EXERCISES TO COMPLETE ::
- a) Rewrite the keyword centrality passage between "The resulting centrality" and "of the study.", inclusive, substituting "terms" for "keywords".
- b) Continue the keyword centrality passage from its final sentence.

SUPPLIED PASSAGE ::

---*---

The resulting centrality scores allowed us to identify the keywords that occupied prominent positions within the network. Specifically,
Table 10 and
Table 11 present the top 20 keywords with the highest centrality scores, showcasing their significance in the context of the study.
In the case of Twitter, the results of the frequency analysis revealed that several words, such as nft, airdrop, cryptocurrency, defi, ethereum, community, web3, blockchain, and bnb, ranked high in the network analysis, as well. This indicates that these words are central to the network, based on various criteria. Interestingly, czbinance, which was positioned as the 100th most frequent word in the analysis, emerged as the 6th most central word based on eigenvector centrality, betweenness centrality, and closeness centrality measures. Similarly, elonmusk, despite being ranked 64th in frequency analysis, placed within the top 20 in all centrality measures except degree centrality. These findings illustrate the significant influence of individuals such as Binance founder Changpeng Bellavitis and Elon Musk, even though they are not relatively frequently mentioned.
In contrast to Twitter, the analysis of Reddit (
Table 11) revealed that the top-ranking words in degree centrality displayed divergent results in the other three centrality measures. This discrepancy may stem from the nature of Reddit as a more self-contained platform, where users are able to compose lengthier posts compared to Twitter. Consequently, certain words with relatively lower impact or significance may garner higher frequency and connectivity within the network.

---*---

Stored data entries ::

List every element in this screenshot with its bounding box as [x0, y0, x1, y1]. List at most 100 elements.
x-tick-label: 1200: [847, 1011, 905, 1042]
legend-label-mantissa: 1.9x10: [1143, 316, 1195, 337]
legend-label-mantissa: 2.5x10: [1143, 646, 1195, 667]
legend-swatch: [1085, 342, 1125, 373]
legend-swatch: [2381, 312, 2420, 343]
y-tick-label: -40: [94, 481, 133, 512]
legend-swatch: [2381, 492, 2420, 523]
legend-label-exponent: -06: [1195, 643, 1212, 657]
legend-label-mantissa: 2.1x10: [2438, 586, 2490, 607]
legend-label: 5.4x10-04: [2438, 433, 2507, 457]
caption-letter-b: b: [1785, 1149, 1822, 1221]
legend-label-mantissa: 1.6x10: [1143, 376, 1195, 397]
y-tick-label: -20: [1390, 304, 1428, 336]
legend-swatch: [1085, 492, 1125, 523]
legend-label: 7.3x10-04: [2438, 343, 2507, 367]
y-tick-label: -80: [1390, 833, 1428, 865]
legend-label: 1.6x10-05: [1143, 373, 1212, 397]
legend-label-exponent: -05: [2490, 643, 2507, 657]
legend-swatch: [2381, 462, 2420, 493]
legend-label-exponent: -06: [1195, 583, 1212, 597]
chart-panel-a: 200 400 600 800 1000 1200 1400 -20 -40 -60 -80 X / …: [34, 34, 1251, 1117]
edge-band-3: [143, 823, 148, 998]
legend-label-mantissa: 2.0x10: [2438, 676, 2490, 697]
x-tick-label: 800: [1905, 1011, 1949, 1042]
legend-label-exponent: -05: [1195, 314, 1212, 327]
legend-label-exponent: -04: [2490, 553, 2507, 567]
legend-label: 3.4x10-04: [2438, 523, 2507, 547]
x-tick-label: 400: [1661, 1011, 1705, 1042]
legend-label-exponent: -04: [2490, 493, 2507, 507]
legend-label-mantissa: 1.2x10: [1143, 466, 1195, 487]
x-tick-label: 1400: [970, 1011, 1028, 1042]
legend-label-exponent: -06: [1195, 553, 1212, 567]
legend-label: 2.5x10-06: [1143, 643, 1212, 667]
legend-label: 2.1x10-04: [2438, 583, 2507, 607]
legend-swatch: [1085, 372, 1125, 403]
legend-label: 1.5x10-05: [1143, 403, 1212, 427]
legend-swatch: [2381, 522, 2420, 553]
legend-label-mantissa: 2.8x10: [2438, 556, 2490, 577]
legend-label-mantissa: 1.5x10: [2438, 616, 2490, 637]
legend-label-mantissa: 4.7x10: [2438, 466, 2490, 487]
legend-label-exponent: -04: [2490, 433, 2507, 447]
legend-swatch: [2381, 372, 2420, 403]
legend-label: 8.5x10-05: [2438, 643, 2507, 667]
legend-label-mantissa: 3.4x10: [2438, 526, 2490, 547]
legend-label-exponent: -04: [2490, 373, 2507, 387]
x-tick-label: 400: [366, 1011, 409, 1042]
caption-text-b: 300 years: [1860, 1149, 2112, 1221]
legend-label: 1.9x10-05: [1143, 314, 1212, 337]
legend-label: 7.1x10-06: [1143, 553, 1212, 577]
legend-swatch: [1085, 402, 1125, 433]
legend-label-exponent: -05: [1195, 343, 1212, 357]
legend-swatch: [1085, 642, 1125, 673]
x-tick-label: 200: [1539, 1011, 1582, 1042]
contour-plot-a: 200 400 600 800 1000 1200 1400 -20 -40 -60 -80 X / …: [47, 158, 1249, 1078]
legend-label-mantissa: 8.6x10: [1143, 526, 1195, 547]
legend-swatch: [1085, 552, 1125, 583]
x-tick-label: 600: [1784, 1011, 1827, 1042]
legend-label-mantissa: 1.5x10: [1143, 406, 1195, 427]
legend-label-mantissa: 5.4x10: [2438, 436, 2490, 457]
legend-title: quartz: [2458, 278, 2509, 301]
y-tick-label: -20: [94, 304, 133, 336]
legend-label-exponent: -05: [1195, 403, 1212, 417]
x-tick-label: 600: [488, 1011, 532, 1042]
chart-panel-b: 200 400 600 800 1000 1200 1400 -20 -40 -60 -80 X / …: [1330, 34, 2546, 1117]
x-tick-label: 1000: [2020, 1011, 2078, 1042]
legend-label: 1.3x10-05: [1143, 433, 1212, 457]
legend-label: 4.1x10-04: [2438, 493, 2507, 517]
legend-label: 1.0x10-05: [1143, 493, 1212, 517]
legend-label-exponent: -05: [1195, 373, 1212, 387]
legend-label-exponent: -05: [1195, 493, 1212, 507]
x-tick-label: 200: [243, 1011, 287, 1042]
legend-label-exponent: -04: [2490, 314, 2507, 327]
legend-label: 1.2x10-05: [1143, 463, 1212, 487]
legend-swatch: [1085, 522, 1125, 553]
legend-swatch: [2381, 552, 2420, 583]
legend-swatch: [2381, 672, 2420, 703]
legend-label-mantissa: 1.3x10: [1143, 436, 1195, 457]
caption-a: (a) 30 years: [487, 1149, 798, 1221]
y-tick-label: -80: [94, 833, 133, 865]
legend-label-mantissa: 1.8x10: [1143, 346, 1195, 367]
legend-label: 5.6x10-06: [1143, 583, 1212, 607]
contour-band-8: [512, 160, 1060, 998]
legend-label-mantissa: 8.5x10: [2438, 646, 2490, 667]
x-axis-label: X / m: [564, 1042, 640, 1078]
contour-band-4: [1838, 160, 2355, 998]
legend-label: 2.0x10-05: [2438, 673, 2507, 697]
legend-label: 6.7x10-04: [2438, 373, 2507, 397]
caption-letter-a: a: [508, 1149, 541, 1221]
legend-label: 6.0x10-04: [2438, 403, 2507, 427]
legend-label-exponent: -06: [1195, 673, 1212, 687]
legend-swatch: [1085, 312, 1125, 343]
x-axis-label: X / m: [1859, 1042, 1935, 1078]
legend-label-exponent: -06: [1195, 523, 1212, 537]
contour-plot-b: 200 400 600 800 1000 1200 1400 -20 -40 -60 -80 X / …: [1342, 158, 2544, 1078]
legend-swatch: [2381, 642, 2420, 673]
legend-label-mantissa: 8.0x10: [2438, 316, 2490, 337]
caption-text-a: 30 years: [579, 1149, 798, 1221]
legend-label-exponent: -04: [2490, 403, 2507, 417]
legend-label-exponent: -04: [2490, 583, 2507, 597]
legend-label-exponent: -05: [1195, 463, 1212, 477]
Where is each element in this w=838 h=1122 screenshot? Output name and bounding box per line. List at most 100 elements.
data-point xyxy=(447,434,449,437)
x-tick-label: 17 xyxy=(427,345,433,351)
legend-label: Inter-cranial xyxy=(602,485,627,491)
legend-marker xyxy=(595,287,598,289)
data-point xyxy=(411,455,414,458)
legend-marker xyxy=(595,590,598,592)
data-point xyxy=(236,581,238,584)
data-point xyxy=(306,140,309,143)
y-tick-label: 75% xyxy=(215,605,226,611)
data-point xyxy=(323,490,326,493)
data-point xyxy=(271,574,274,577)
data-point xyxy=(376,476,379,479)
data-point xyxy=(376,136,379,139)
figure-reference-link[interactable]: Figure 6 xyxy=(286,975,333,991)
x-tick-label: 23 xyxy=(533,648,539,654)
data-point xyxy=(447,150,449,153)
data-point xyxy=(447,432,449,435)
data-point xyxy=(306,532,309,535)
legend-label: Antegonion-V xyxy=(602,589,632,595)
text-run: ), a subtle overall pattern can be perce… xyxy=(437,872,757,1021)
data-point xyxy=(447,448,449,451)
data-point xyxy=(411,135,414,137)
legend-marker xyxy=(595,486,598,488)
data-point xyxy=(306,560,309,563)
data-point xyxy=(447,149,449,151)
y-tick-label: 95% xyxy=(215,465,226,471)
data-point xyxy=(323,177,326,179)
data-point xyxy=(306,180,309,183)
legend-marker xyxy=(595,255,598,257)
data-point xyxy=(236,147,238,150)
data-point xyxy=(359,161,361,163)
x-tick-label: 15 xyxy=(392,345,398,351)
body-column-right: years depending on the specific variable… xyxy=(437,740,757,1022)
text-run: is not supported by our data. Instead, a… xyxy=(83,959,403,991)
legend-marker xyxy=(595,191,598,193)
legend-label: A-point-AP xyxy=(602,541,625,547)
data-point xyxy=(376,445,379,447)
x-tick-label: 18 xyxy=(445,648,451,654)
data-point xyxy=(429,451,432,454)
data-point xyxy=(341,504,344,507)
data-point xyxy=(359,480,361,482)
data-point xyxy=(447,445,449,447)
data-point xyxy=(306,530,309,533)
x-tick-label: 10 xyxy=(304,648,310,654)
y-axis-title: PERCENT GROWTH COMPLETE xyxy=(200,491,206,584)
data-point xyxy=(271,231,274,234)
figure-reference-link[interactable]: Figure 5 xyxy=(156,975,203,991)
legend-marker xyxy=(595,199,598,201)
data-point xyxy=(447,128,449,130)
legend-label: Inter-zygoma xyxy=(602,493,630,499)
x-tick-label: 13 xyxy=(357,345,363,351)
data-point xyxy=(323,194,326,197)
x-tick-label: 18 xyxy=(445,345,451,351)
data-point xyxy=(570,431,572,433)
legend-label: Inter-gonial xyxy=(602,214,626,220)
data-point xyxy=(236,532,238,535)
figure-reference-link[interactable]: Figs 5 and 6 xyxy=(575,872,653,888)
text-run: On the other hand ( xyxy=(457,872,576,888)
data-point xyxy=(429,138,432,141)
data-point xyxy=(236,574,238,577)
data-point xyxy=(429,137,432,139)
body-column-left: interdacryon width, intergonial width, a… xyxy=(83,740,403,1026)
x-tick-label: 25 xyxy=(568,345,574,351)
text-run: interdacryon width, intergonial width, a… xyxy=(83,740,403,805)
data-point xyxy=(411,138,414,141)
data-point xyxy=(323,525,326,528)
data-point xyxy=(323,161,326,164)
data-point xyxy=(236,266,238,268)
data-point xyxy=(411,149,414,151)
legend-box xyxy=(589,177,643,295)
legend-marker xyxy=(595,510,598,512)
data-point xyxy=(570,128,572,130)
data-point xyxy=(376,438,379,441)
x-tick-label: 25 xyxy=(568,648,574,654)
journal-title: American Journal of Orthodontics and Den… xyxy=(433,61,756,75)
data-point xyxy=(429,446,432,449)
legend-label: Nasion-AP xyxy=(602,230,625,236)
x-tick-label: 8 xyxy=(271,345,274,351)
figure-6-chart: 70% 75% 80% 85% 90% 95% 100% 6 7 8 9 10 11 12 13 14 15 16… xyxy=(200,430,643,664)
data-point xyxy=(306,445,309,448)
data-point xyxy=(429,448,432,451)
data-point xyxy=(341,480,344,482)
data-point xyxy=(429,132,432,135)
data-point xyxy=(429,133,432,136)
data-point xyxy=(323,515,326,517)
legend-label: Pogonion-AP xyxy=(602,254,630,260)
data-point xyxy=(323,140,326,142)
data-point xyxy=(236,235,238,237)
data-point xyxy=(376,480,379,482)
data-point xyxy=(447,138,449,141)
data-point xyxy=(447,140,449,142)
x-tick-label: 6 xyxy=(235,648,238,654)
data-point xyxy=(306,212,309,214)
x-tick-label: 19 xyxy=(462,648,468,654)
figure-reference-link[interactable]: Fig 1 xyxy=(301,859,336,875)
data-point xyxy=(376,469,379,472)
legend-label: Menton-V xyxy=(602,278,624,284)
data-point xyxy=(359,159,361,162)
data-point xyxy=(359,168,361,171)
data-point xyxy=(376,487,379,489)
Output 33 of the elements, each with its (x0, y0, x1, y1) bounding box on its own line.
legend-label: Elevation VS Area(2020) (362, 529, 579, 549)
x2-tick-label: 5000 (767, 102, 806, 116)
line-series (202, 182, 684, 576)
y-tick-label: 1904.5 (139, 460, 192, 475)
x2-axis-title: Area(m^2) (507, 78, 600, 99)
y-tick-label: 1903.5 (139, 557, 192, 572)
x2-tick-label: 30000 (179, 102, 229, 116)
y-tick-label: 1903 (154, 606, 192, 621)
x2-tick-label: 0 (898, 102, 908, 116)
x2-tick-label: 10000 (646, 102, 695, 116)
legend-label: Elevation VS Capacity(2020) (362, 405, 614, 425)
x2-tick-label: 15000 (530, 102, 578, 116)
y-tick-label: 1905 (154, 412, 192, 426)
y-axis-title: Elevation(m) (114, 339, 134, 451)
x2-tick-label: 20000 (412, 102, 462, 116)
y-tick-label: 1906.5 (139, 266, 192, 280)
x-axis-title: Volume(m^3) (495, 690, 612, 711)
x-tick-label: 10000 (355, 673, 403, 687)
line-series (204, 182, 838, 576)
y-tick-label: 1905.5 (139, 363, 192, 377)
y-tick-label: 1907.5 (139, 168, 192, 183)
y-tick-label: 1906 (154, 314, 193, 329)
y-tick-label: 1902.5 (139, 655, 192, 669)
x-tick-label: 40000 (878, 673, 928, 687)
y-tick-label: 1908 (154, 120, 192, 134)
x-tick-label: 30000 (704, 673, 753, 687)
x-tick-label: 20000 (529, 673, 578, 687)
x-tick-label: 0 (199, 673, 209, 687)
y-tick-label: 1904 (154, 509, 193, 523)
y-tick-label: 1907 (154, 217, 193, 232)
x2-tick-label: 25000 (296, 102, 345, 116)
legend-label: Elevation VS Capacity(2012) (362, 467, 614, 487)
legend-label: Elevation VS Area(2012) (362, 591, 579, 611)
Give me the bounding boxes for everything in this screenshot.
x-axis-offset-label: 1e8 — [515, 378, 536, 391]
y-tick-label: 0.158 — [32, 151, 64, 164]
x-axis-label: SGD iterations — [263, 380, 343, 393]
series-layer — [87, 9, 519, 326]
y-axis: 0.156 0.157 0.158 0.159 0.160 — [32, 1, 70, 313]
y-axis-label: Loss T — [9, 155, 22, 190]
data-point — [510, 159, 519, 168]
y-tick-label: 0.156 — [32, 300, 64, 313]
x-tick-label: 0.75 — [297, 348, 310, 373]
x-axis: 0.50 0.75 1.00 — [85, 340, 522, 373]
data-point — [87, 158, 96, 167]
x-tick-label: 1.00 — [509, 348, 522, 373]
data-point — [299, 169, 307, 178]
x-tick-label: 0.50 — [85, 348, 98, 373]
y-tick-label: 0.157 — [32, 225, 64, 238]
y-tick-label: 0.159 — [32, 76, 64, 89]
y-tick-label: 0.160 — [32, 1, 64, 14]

---*---

ANSWER SET ::
- a)
The resulting centrality scores allowed us to identify the terms that occupied prominent positions within the network. Specifically,
Table 10 and
Table 11 present the top 20 terms with the highest centrality scores, showcasing their significance in the context of the study.

- b)
4. Discussion
This study has produced several noteworthy findings. Firstly, the analysis of the top 100 keywords identified prominent mainnet coins, namely bitcoin, ethereum, bnb, solana, avax, and polygon. While existing research on DAOs and blockchain technology often emphasizes the security and scalability aspects of blockchains [
26,
27,
28,
29], the selection of a mainnet for establishing and operating a DAO is crucial. Each mainnet possesses distinct features that can influence the characteristics of an organization, warranting further investigation to determine the most suitable mainnet for specific DAOs. For instance, different mainnets may impose varying time and financial requirements for proposals and voting processes, which can serve as vital variables impacting the functioning of a DAO and the involvement of its members.
The second significant finding pertains to the identification of key themes that reflect the sectors and types of organizations displaying the most interest in DAOs. This study has revealed a notable level of enthusiasm and utilization of DAOs in domains such as NFTs, gaming, and finance. While previous discussions on the application of blockchain technology in organizations have primarily revolved around government and corporate governance studies [
30,
31,
32,
33], the present research highlights the growing adoption of DAOs within specific sector-specific projects, particularly in gaming and finance.
This observation aligns with the statistics provided by Deepdao, which provides the real-time statistics on DAOs worldwide, where the leading treasury projects predominantly consist of financial organizations, with the exception of layers 1 and 2. Such a phenomenon can be attributed to one of the distinguishing characteristics of DAOs, which grants ownership to all project members and allows direct participation in crucial decision-making processes, including operational procedures and compensation policies.
Consequently, it is only natural for projects and organizations operating in sectors such as gaming and finance, where organizational policies directly impact the economic interests of their members, to exhibit a strong interest in embracing DAOs. The study also revealed that the most common words in the blockchain industry, such as nft, airdrop, cryptocurrency, defi, ethereum, community, web3, blockchain, and bnb, are highly central and influential. However, it is interesting to note that individuals such as ‘elonmusk’ and ‘czbinance’ wield significant influence, despite their relatively low frequency of occurrence in the text. The prominence of influential figures in discussions and narratives surrounding DAOs can be attributed to the nascent stage and relatively small size of the DAO market.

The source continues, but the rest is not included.